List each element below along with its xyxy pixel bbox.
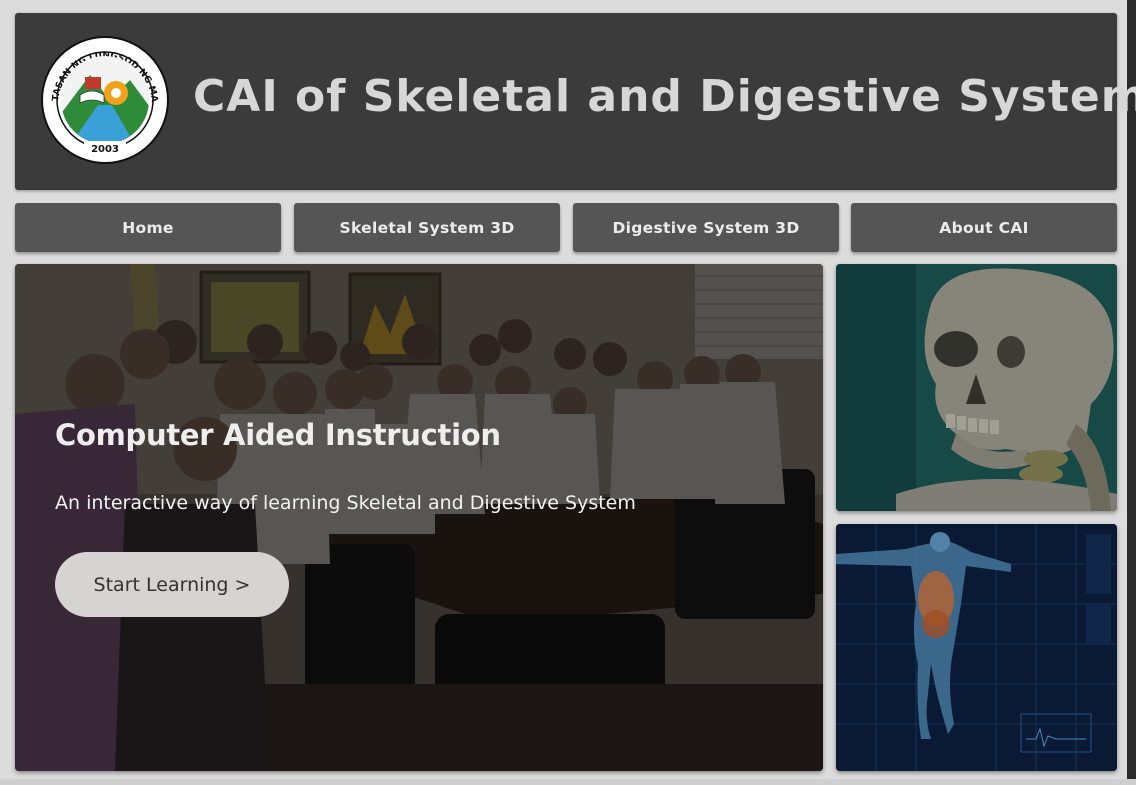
nav-home-label: Home [122,218,174,237]
hero-subtitle: An interactive way of learning Skeletal … [55,492,636,514]
nav-home-button[interactable]: Home [15,203,281,252]
nav-digestive-3d-button[interactable]: Digestive System 3D [573,203,839,252]
nav-skeletal-3d-button[interactable]: Skeletal System 3D [294,203,560,252]
digestive-system-image-card[interactable] [836,524,1117,771]
university-logo: PAMANTASAN NG LUNGSOD NG MARIKINA 2003 [40,35,169,164]
start-learning-button[interactable]: Start Learning > [55,552,289,617]
hero-title: Computer Aided Instruction [55,418,501,452]
hero-dark-overlay [15,264,823,771]
digestive-body-illustration [836,524,1117,771]
skeleton-illustration [836,264,1117,511]
nav-about-button[interactable]: About CAI [851,203,1117,252]
hero-banner: Computer Aided Instruction An interactiv… [15,264,823,771]
logo-year: 2003 [91,144,119,155]
window-frame-bottom [0,779,1136,785]
nav-skeletal-3d-label: Skeletal System 3D [339,218,515,237]
nav-digestive-3d-label: Digestive System 3D [612,218,800,237]
skeletal-system-image-card[interactable] [836,264,1117,511]
page-title: CAI of Skeletal and Digestive System [193,71,1136,122]
nav-about-label: About CAI [939,218,1029,237]
site-header: PAMANTASAN NG LUNGSOD NG MARIKINA 2003 C… [15,13,1136,190]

● TASK TO COMPLETE: Copy out the items from the line with "nav-home-label: Home [122,218,174,237]" to the line with "nav-digestive-3d-button[interactable]: Digestive System", changing "Skeletal" to "Muscular" and leaving everything else the same.

● WRITTEN ANSWER:
nav-home-label: Home [122,218,174,237]
hero-subtitle: An interactive way of learning Muscular … [55,492,636,514]
nav-home-button[interactable]: Home [15,203,281,252]
nav-digestive-3d-button[interactable]: Digestive System 3D [573,203,839,252]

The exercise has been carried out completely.